■ **WHAT YOU ARE ASKED TO DO**:
Copy all records verbatim.

[Figure content listings]

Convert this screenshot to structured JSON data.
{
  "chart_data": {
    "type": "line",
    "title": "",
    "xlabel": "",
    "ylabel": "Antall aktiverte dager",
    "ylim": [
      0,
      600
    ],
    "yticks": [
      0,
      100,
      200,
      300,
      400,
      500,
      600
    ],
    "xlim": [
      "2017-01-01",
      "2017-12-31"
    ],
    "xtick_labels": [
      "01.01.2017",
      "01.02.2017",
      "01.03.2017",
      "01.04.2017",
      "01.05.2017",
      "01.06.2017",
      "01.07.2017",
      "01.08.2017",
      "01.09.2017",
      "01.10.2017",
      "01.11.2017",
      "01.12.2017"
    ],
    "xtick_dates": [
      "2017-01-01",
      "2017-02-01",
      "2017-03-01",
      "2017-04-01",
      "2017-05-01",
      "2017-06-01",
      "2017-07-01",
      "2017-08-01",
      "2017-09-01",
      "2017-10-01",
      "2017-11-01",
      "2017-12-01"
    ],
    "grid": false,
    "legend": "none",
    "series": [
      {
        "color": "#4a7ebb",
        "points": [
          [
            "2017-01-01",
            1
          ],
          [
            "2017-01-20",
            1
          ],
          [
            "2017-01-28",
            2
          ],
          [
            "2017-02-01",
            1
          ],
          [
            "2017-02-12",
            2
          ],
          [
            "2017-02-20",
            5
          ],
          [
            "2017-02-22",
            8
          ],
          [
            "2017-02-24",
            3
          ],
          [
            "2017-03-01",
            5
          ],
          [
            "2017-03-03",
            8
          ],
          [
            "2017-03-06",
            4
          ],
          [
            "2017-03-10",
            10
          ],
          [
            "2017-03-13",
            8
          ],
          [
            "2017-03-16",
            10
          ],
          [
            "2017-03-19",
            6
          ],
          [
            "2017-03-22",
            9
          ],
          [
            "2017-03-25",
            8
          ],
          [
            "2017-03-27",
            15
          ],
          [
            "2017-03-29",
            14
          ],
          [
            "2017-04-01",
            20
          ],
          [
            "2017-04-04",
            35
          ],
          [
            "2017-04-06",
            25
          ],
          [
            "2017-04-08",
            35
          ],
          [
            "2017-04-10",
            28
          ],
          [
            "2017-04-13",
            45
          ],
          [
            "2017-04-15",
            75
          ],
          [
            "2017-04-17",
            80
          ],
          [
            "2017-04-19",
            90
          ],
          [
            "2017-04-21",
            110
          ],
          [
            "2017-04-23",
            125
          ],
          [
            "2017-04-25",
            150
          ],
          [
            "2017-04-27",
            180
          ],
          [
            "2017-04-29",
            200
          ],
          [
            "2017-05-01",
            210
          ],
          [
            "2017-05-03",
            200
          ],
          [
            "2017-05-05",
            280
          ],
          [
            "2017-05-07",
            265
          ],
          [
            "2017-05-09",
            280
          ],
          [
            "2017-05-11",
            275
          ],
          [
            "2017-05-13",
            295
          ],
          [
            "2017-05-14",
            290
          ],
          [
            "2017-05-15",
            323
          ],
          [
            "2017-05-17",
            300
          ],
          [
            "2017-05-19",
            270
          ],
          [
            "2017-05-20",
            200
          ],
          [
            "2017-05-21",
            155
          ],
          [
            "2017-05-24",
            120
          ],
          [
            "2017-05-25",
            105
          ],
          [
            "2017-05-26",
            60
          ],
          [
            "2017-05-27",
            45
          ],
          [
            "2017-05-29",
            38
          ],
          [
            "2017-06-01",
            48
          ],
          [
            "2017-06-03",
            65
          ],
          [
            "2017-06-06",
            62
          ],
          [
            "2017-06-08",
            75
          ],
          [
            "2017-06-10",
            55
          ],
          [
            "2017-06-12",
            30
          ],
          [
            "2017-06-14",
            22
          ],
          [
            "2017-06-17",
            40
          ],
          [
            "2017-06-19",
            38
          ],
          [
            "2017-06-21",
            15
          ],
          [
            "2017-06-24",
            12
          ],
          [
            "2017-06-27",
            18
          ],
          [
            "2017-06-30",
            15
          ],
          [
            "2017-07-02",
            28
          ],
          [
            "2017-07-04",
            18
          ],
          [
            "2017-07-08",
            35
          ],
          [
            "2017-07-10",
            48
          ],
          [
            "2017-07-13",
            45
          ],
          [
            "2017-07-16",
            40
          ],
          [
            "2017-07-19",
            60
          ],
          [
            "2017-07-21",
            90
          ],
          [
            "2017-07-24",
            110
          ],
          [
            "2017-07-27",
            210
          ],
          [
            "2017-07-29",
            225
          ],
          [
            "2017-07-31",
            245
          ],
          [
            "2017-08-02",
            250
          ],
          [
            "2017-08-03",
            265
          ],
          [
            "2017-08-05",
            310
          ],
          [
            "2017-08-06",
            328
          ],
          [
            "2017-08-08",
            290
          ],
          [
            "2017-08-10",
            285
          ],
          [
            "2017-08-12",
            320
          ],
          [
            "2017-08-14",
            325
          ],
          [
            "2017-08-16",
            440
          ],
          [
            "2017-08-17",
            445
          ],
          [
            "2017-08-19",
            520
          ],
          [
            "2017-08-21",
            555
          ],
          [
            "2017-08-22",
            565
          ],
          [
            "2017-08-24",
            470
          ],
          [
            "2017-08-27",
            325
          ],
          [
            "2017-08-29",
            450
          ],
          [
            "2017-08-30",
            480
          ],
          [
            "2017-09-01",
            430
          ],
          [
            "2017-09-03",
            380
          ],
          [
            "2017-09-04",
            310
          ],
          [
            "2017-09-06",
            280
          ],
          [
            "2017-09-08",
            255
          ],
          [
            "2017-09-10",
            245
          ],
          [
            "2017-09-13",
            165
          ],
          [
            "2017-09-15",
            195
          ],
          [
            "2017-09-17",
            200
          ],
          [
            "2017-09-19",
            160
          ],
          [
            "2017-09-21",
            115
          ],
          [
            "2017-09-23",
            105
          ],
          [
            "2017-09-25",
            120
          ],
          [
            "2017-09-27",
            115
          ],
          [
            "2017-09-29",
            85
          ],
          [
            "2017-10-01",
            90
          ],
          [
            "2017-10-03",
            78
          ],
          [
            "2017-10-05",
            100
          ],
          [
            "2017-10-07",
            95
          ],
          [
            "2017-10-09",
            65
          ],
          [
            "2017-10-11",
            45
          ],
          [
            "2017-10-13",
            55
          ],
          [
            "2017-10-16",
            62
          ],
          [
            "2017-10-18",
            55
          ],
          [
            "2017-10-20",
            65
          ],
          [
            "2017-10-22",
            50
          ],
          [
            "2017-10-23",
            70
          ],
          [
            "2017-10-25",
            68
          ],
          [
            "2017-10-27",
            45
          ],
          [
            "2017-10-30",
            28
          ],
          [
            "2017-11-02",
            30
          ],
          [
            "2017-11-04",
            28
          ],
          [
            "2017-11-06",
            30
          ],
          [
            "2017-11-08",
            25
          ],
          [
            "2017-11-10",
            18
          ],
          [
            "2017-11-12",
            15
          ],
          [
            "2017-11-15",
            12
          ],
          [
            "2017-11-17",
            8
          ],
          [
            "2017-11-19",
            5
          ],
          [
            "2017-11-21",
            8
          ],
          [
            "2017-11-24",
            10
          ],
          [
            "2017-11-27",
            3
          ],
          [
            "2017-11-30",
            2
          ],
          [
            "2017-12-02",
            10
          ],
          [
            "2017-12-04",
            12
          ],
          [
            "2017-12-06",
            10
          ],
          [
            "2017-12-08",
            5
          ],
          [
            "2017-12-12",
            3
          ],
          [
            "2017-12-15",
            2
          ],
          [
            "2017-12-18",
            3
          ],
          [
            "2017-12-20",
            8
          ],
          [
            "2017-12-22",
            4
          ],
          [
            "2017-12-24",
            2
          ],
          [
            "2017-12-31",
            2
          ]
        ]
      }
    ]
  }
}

■ **REPLY**:
Convert this screenshot to structured JSON data.
{
  "chart_data": {
    "type": "line",
    "title": "",
    "xlabel": "",
    "ylabel": "Antall aktiverte dager",
    "ylim": [
      0,
      600
    ],
    "yticks": [
      0,
      100,
      200,
      300,
      400,
      500,
      600
    ],
    "xlim": [
      "2017-01-01",
      "2017-12-31"
    ],
    "xtick_labels": [
      "01.01.2017",
      "01.02.2017",
      "01.03.2017",
      "01.04.2017",
      "01.05.2017",
      "01.06.2017",
      "01.07.2017",
      "01.08.2017",
      "01.09.2017",
      "01.10.2017",
      "01.11.2017",
      "01.12.2017"
    ],
    "xtick_dates": [
      "2017-01-01",
      "2017-02-01",
      "2017-03-01",
      "2017-04-01",
      "2017-05-01",
      "2017-06-01",
      "2017-07-01",
      "2017-08-01",
      "2017-09-01",
      "2017-10-01",
      "2017-11-01",
      "2017-12-01"
    ],
    "grid": false,
    "legend": "none",
    "series": [
      {
        "color": "#4a7ebb",
        "points": [
          [
            "2017-01-01",
            1
          ],
          [
            "2017-01-20",
            1
          ],
          [
            "2017-01-28",
            2
          ],
          [
            "2017-02-01",
            1
          ],
          [
            "2017-02-12",
            2
          ],
          [
            "2017-02-20",
            5
          ],
          [
            "2017-02-22",
            8
          ],
          [
            "2017-02-24",
            3
          ],
          [
            "2017-03-01",
            5
          ],
          [
            "2017-03-03",
            8
          ],
          [
            "2017-03-06",
            4
          ],
          [
            "2017-03-10",
            10
          ],
          [
            "2017-03-13",
            8
          ],
          [
            "2017-03-16",
            10
          ],
          [
            "2017-03-19",
            6
          ],
          [
            "2017-03-22",
            9
          ],
          [
            "2017-03-25",
            8
          ],
          [
            "2017-03-27",
            15
          ],
          [
            "2017-03-29",
            14
          ],
          [
            "2017-04-01",
            20
          ],
          [
            "2017-04-04",
            35
          ],
          [
            "2017-04-06",
            25
          ],
          [
            "2017-04-08",
            35
          ],
          [
            "2017-04-10",
            28
          ],
          [
            "2017-04-13",
            45
          ],
          [
            "2017-04-15",
            75
          ],
          [
            "2017-04-17",
            80
          ],
          [
            "2017-04-19",
            90
          ],
          [
            "2017-04-21",
            110
          ],
          [
            "2017-04-23",
            125
          ],
          [
            "2017-04-25",
            150
          ],
          [
            "2017-04-27",
            180
          ],
          [
            "2017-04-29",
            200
          ],
          [
            "2017-05-01",
            210
          ],
          [
            "2017-05-03",
            200
          ],
          [
            "2017-05-05",
            280
          ],
          [
            "2017-05-07",
            265
          ],
          [
            "2017-05-09",
            280
          ],
          [
            "2017-05-11",
            275
          ],
          [
            "2017-05-13",
            295
          ],
          [
            "2017-05-14",
            290
          ],
          [
            "2017-05-15",
            323
          ],
          [
            "2017-05-17",
            300
          ],
          [
            "2017-05-19",
            270
          ],
          [
            "2017-05-20",
            200
          ],
          [
            "2017-05-21",
            155
          ],
          [
            "2017-05-24",
            120
          ],
          [
            "2017-05-25",
            105
          ],
          [
            "2017-05-26",
            60
          ],
          [
            "2017-05-27",
            45
          ],
          [
            "2017-05-29",
            38
          ],
          [
            "2017-06-01",
            48
          ],
          [
            "2017-06-03",
            65
          ],
          [
            "2017-06-06",
            62
          ],
          [
            "2017-06-08",
            75
          ],
          [
            "2017-06-10",
            55
          ],
          [
            "2017-06-12",
            30
          ],
          [
            "2017-06-14",
            22
          ],
          [
            "2017-06-17",
            40
          ],
          [
            "2017-06-19",
            38
          ],
          [
            "2017-06-21",
            15
          ],
          [
            "2017-06-24",
            12
          ],
          [
            "2017-06-27",
            18
          ],
          [
            "2017-06-30",
            15
          ],
          [
            "2017-07-02",
            28
          ],
          [
            "2017-07-04",
            18
          ],
          [
            "2017-07-08",
            35
          ],
          [
            "2017-07-10",
            48
          ],
          [
            "2017-07-13",
            45
          ],
          [
            "2017-07-16",
            40
          ],
          [
            "2017-07-19",
            60
          ],
          [
            "2017-07-21",
            90
          ],
          [
            "2017-07-24",
            110
          ],
          [
            "2017-07-27",
            210
          ],
          [
            "2017-07-29",
            225
          ],
          [
            "2017-07-31",
            245
          ],
          [
            "2017-08-02",
            250
          ],
          [
            "2017-08-03",
            265
          ],
          [
            "2017-08-05",
            310
          ],
          [
            "2017-08-06",
            328
          ],
          [
            "2017-08-08",
            290
          ],
          [
            "2017-08-10",
            285
          ],
          [
            "2017-08-12",
            320
          ],
          [
            "2017-08-14",
            325
          ],
          [
            "2017-08-16",
            440
          ],
          [
            "2017-08-17",
            445
          ],
          [
            "2017-08-19",
            520
          ],
          [
            "2017-08-21",
            555
          ],
          [
            "2017-08-22",
            565
          ],
          [
            "2017-08-24",
            470
          ],
          [
            "2017-08-27",
            325
          ],
          [
            "2017-08-29",
            450
          ],
          [
            "2017-08-30",
            480
          ],
          [
            "2017-09-01",
            430
          ],
          [
            "2017-09-03",
            380
          ],
          [
            "2017-09-04",
            310
          ],
          [
            "2017-09-06",
            280
          ],
          [
            "2017-09-08",
            255
          ],
          [
            "2017-09-10",
            245
          ],
          [
            "2017-09-13",
            165
          ],
          [
            "2017-09-15",
            195
          ],
          [
            "2017-09-17",
            200
          ],
          [
            "2017-09-19",
            160
          ],
          [
            "2017-09-21",
            115
          ],
          [
            "2017-09-23",
            105
          ],
          [
            "2017-09-25",
            120
          ],
          [
            "2017-09-27",
            115
          ],
          [
            "2017-09-29",
            85
          ],
          [
            "2017-10-01",
            90
          ],
          [
            "2017-10-03",
            78
          ],
          [
            "2017-10-05",
            100
          ],
          [
            "2017-10-07",
            95
          ],
          [
            "2017-10-09",
            65
          ],
          [
            "2017-10-11",
            45
          ],
          [
            "2017-10-13",
            55
          ],
          [
            "2017-10-16",
            62
          ],
          [
            "2017-10-18",
            55
          ],
          [
            "2017-10-20",
            65
          ],
          [
            "2017-10-22",
            50
          ],
          [
            "2017-10-23",
            70
          ],
          [
            "2017-10-25",
            68
          ],
          [
            "2017-10-27",
            45
          ],
          [
            "2017-10-30",
            28
          ],
          [
            "2017-11-02",
            30
          ],
          [
            "2017-11-04",
            28
          ],
          [
            "2017-11-06",
            30
          ],
          [
            "2017-11-08",
            25
          ],
          [
            "2017-11-10",
            18
          ],
          [
            "2017-11-12",
            15
          ],
          [
            "2017-11-15",
            12
          ],
          [
            "2017-11-17",
            8
          ],
          [
            "2017-11-19",
            5
          ],
          [
            "2017-11-21",
            8
          ],
          [
            "2017-11-24",
            10
          ],
          [
            "2017-11-27",
            3
          ],
          [
            "2017-11-30",
            2
          ],
          [
            "2017-12-02",
            10
          ],
          [
            "2017-12-04",
            12
          ],
          [
            "2017-12-06",
            10
          ],
          [
            "2017-12-08",
            5
          ],
          [
            "2017-12-12",
            3
          ],
          [
            "2017-12-15",
            2
          ],
          [
            "2017-12-18",
            3
          ],
          [
            "2017-12-20",
            8
          ],
          [
            "2017-12-22",
            4
          ],
          [
            "2017-12-24",
            2
          ],
          [
            "2017-12-31",
            2
          ]
        ]
      }
    ]
  }
}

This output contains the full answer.